**TO DO:**
The listing must be reproduced in full, exactly as it stands.

◇ ◇ ◇

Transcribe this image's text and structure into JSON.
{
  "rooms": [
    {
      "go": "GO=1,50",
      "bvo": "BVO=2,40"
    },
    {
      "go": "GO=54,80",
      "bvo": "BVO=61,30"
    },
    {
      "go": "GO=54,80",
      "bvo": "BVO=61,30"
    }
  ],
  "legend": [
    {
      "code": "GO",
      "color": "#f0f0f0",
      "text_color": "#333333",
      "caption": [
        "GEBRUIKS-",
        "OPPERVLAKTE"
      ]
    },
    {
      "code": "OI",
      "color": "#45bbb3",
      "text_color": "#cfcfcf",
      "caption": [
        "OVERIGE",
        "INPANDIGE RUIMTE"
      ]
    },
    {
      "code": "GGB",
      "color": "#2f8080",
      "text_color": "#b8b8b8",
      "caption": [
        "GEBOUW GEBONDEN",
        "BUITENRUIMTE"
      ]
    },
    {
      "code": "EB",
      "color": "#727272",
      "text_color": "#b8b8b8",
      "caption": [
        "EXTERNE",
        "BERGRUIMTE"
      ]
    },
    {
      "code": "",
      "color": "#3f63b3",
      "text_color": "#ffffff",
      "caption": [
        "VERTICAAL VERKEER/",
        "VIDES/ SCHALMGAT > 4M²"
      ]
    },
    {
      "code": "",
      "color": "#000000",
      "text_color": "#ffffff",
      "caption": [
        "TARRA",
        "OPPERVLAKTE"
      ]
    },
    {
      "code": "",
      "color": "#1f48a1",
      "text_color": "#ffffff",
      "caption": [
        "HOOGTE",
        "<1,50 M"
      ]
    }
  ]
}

◇ ◇ ◇

**RESPONSE TO THE TASK:**
Transcribe this image's text and structure into JSON.
{
  "rooms": [
    {
      "go": "GO=1,50",
      "bvo": "BVO=2,40"
    },
    {
      "go": "GO=54,80",
      "bvo": "BVO=61,30"
    },
    {
      "go": "GO=54,80",
      "bvo": "BVO=61,30"
    }
  ],
  "legend": [
    {
      "code": "GO",
      "color": "#f0f0f0",
      "text_color": "#333333",
      "caption": [
        "GEBRUIKS-",
        "OPPERVLAKTE"
      ]
    },
    {
      "code": "OI",
      "color": "#45bbb3",
      "text_color": "#cfcfcf",
      "caption": [
        "OVERIGE",
        "INPANDIGE RUIMTE"
      ]
    },
    {
      "code": "GGB",
      "color": "#2f8080",
      "text_color": "#b8b8b8",
      "caption": [
        "GEBOUW GEBONDEN",
        "BUITENRUIMTE"
      ]
    },
    {
      "code": "EB",
      "color": "#727272",
      "text_color": "#b8b8b8",
      "caption": [
        "EXTERNE",
        "BERGRUIMTE"
      ]
    },
    {
      "code": "",
      "color": "#3f63b3",
      "text_color": "#ffffff",
      "caption": [
        "VERTICAAL VERKEER/",
        "VIDES/ SCHALMGAT > 4M²"
      ]
    },
    {
      "code": "",
      "color": "#000000",
      "text_color": "#ffffff",
      "caption": [
        "TARRA",
        "OPPERVLAKTE"
      ]
    },
    {
      "code": "",
      "color": "#1f48a1",
      "text_color": "#ffffff",
      "caption": [
        "HOOGTE",
        "<1,50 M"
      ]
    }
  ]
}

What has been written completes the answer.